#### Given problem
Reproduce all of the material word for word.

■ ■ ■ ■ ■

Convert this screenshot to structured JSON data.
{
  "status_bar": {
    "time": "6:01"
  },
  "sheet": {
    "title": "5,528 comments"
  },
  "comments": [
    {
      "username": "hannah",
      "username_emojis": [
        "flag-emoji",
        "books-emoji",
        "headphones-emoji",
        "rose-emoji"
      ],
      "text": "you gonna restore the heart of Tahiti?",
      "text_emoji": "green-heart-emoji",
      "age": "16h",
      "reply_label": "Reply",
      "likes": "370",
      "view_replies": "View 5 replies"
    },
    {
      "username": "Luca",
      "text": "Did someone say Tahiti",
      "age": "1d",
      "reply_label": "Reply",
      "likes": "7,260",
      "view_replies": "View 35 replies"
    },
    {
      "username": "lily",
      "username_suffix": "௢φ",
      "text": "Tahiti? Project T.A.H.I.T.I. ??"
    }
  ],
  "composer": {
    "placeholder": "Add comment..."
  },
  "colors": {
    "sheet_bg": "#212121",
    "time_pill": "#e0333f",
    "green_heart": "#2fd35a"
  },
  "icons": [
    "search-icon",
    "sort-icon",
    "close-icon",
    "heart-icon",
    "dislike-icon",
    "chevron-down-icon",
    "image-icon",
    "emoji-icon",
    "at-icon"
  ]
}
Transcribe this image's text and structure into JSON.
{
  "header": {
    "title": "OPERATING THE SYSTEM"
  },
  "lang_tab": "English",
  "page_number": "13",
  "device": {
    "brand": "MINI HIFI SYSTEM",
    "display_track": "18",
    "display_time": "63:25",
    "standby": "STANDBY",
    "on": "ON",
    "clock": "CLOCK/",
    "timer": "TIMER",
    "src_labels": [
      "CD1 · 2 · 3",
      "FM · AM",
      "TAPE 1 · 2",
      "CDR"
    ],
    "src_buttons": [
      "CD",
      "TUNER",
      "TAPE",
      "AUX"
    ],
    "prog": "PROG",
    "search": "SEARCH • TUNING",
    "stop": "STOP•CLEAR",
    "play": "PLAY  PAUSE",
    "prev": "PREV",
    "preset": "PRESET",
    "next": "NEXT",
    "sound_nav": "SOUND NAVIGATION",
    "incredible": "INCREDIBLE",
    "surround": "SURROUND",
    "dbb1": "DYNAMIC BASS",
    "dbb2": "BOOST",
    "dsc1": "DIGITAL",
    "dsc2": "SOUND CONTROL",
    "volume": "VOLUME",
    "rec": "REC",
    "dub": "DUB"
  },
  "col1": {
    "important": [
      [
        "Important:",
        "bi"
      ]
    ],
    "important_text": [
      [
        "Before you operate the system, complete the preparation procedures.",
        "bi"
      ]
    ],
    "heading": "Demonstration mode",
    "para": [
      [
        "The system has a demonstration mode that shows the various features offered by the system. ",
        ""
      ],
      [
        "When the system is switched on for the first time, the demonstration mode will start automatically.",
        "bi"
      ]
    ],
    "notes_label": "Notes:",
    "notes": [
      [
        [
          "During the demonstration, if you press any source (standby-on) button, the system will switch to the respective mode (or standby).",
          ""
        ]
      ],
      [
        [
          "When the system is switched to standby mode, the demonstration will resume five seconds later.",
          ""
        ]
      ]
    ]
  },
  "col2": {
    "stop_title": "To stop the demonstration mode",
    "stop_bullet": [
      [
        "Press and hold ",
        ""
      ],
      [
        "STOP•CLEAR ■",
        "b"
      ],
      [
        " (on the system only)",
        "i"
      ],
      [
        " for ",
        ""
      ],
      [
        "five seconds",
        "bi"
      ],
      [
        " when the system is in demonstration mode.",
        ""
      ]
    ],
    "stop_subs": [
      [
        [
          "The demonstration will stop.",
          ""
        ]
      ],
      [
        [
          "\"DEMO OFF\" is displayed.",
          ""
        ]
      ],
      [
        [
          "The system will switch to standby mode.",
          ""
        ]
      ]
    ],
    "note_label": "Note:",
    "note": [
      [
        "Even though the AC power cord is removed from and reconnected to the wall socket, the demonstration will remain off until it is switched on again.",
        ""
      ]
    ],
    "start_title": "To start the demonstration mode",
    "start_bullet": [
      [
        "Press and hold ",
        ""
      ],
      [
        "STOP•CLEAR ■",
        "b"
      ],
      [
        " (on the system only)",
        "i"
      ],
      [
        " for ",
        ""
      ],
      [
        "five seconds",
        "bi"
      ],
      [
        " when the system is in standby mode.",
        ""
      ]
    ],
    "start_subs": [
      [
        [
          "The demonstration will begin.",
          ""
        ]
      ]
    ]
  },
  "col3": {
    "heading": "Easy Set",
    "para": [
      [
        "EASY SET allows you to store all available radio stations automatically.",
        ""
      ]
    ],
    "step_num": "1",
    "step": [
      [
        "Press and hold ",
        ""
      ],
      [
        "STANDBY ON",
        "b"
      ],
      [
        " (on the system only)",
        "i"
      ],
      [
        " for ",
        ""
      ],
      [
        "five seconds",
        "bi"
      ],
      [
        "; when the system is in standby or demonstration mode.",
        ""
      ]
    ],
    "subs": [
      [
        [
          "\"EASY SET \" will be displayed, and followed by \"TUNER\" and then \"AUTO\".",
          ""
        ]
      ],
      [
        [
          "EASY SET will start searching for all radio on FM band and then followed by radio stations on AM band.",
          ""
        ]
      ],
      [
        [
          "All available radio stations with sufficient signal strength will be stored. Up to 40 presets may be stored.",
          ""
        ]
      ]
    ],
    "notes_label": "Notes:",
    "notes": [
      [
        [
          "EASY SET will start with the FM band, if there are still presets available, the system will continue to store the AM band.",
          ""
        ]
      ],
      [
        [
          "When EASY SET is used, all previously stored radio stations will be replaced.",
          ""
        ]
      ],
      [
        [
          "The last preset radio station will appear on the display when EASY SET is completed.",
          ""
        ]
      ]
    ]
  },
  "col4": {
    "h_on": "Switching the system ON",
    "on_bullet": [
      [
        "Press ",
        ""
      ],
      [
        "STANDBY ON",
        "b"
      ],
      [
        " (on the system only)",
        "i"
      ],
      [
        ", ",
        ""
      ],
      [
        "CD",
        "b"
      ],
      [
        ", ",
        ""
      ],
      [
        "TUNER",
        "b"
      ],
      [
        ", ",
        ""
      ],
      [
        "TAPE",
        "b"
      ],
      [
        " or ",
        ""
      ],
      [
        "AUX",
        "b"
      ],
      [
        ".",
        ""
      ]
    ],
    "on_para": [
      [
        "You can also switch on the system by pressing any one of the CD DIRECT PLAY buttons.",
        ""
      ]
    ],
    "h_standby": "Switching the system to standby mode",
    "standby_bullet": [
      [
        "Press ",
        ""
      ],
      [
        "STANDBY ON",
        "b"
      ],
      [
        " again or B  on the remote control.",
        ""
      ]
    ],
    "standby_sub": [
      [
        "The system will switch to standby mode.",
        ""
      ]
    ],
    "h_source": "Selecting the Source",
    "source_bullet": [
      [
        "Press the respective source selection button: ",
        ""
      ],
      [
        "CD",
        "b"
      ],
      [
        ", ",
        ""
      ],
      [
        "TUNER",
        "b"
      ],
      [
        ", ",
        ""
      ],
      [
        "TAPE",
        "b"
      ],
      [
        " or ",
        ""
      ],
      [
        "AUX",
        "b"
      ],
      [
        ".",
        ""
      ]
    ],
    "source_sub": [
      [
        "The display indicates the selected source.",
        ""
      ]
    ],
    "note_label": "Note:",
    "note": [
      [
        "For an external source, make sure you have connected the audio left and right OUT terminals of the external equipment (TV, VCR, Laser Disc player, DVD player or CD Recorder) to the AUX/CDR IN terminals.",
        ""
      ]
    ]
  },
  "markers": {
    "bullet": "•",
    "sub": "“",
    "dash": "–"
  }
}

■ ■ ■ ■ ■

#### Answer to this exercise
Convert this screenshot to structured JSON data.
{
  "status_bar": {
    "time": "6:01"
  },
  "sheet": {
    "title": "5,528 comments"
  },
  "comments": [
    {
      "username": "hannah",
      "username_emojis": [
        "flag-emoji",
        "books-emoji",
        "headphones-emoji",
        "rose-emoji"
      ],
      "text": "you gonna restore the heart of Tahiti?",
      "text_emoji": "green-heart-emoji",
      "age": "16h",
      "reply_label": "Reply",
      "likes": "370",
      "view_replies": "View 5 replies"
    },
    {
      "username": "Luca",
      "text": "Did someone say Tahiti",
      "age": "1d",
      "reply_label": "Reply",
      "likes": "7,260",
      "view_replies": "View 35 replies"
    },
    {
      "username": "lily",
      "username_suffix": "௢φ",
      "text": "Tahiti? Project T.A.H.I.T.I. ??"
    }
  ],
  "composer": {
    "placeholder": "Add comment..."
  },
  "colors": {
    "sheet_bg": "#212121",
    "time_pill": "#e0333f",
    "green_heart": "#2fd35a"
  },
  "icons": [
    "search-icon",
    "sort-icon",
    "close-icon",
    "heart-icon",
    "dislike-icon",
    "chevron-down-icon",
    "image-icon",
    "emoji-icon",
    "at-icon"
  ]
}
Transcribe this image's text and structure into JSON.
{
  "header": {
    "title": "OPERATING THE SYSTEM"
  },
  "lang_tab": "English",
  "page_number": "13",
  "device": {
    "brand": "MINI HIFI SYSTEM",
    "display_track": "18",
    "display_time": "63:25",
    "standby": "STANDBY",
    "on": "ON",
    "clock": "CLOCK/",
    "timer": "TIMER",
    "src_labels": [
      "CD1 · 2 · 3",
      "FM · AM",
      "TAPE 1 · 2",
      "CDR"
    ],
    "src_buttons": [
      "CD",
      "TUNER",
      "TAPE",
      "AUX"
    ],
    "prog": "PROG",
    "search": "SEARCH • TUNING",
    "stop": "STOP•CLEAR",
    "play": "PLAY  PAUSE",
    "prev": "PREV",
    "preset": "PRESET",
    "next": "NEXT",
    "sound_nav": "SOUND NAVIGATION",
    "incredible": "INCREDIBLE",
    "surround": "SURROUND",
    "dbb1": "DYNAMIC BASS",
    "dbb2": "BOOST",
    "dsc1": "DIGITAL",
    "dsc2": "SOUND CONTROL",
    "volume": "VOLUME",
    "rec": "REC",
    "dub": "DUB"
  },
  "col1": {
    "important": [
      [
        "Important:",
        "bi"
      ]
    ],
    "important_text": [
      [
        "Before you operate the system, complete the preparation procedures.",
        "bi"
      ]
    ],
    "heading": "Demonstration mode",
    "para": [
      [
        "The system has a demonstration mode that shows the various features offered by the system. ",
        ""
      ],
      [
        "When the system is switched on for the first time, the demonstration mode will start automatically.",
        "bi"
      ]
    ],
    "notes_label": "Notes:",
    "notes": [
      [
        [
          "During the demonstration, if you press any source (standby-on) button, the system will switch to the respective mode (or standby).",
          ""
        ]
      ],
      [
        [
          "When the system is switched to standby mode, the demonstration will resume five seconds later.",
          ""
        ]
      ]
    ]
  },
  "col2": {
    "stop_title": "To stop the demonstration mode",
    "stop_bullet": [
      [
        "Press and hold ",
        ""
      ],
      [
        "STOP•CLEAR ■",
        "b"
      ],
      [
        " (on the system only)",
        "i"
      ],
      [
        " for ",
        ""
      ],
      [
        "five seconds",
        "bi"
      ],
      [
        " when the system is in demonstration mode.",
        ""
      ]
    ],
    "stop_subs": [
      [
        [
          "The demonstration will stop.",
          ""
        ]
      ],
      [
        [
          "\"DEMO OFF\" is displayed.",
          ""
        ]
      ],
      [
        [
          "The system will switch to standby mode.",
          ""
        ]
      ]
    ],
    "note_label": "Note:",
    "note": [
      [
        "Even though the AC power cord is removed from and reconnected to the wall socket, the demonstration will remain off until it is switched on again.",
        ""
      ]
    ],
    "start_title": "To start the demonstration mode",
    "start_bullet": [
      [
        "Press and hold ",
        ""
      ],
      [
        "STOP•CLEAR ■",
        "b"
      ],
      [
        " (on the system only)",
        "i"
      ],
      [
        " for ",
        ""
      ],
      [
        "five seconds",
        "bi"
      ],
      [
        " when the system is in standby mode.",
        ""
      ]
    ],
    "start_subs": [
      [
        [
          "The demonstration will begin.",
          ""
        ]
      ]
    ]
  },
  "col3": {
    "heading": "Easy Set",
    "para": [
      [
        "EASY SET allows you to store all available radio stations automatically.",
        ""
      ]
    ],
    "step_num": "1",
    "step": [
      [
        "Press and hold ",
        ""
      ],
      [
        "STANDBY ON",
        "b"
      ],
      [
        " (on the system only)",
        "i"
      ],
      [
        " for ",
        ""
      ],
      [
        "five seconds",
        "bi"
      ],
      [
        "; when the system is in standby or demonstration mode.",
        ""
      ]
    ],
    "subs": [
      [
        [
          "\"EASY SET \" will be displayed, and followed by \"TUNER\" and then \"AUTO\".",
          ""
        ]
      ],
      [
        [
          "EASY SET will start searching for all radio on FM band and then followed by radio stations on AM band.",
          ""
        ]
      ],
      [
        [
          "All available radio stations with sufficient signal strength will be stored. Up to 40 presets may be stored.",
          ""
        ]
      ]
    ],
    "notes_label": "Notes:",
    "notes": [
      [
        [
          "EASY SET will start with the FM band, if there are still presets available, the system will continue to store the AM band.",
          ""
        ]
      ],
      [
        [
          "When EASY SET is used, all previously stored radio stations will be replaced.",
          ""
        ]
      ],
      [
        [
          "The last preset radio station will appear on the display when EASY SET is completed.",
          ""
        ]
      ]
    ]
  },
  "col4": {
    "h_on": "Switching the system ON",
    "on_bullet": [
      [
        "Press ",
        ""
      ],
      [
        "STANDBY ON",
        "b"
      ],
      [
        " (on the system only)",
        "i"
      ],
      [
        ", ",
        ""
      ],
      [
        "CD",
        "b"
      ],
      [
        ", ",
        ""
      ],
      [
        "TUNER",
        "b"
      ],
      [
        ", ",
        ""
      ],
      [
        "TAPE",
        "b"
      ],
      [
        " or ",
        ""
      ],
      [
        "AUX",
        "b"
      ],
      [
        ".",
        ""
      ]
    ],
    "on_para": [
      [
        "You can also switch on the system by pressing any one of the CD DIRECT PLAY buttons.",
        ""
      ]
    ],
    "h_standby": "Switching the system to standby mode",
    "standby_bullet": [
      [
        "Press ",
        ""
      ],
      [
        "STANDBY ON",
        "b"
      ],
      [
        " again or B  on the remote control.",
        ""
      ]
    ],
    "standby_sub": [
      [
        "The system will switch to standby mode.",
        ""
      ]
    ],
    "h_source": "Selecting the Source",
    "source_bullet": [
      [
        "Press the respective source selection button: ",
        ""
      ],
      [
        "CD",
        "b"
      ],
      [
        ", ",
        ""
      ],
      [
        "TUNER",
        "b"
      ],
      [
        ", ",
        ""
      ],
      [
        "TAPE",
        "b"
      ],
      [
        " or ",
        ""
      ],
      [
        "AUX",
        "b"
      ],
      [
        ".",
        ""
      ]
    ],
    "source_sub": [
      [
        "The display indicates the selected source.",
        ""
      ]
    ],
    "note_label": "Note:",
    "note": [
      [
        "For an external source, make sure you have connected the audio left and right OUT terminals of the external equipment (TV, VCR, Laser Disc player, DVD player or CD Recorder) to the AUX/CDR IN terminals.",
        ""
      ]
    ]
  },
  "markers": {
    "bullet": "•",
    "sub": "“",
    "dash": "–"
  }
}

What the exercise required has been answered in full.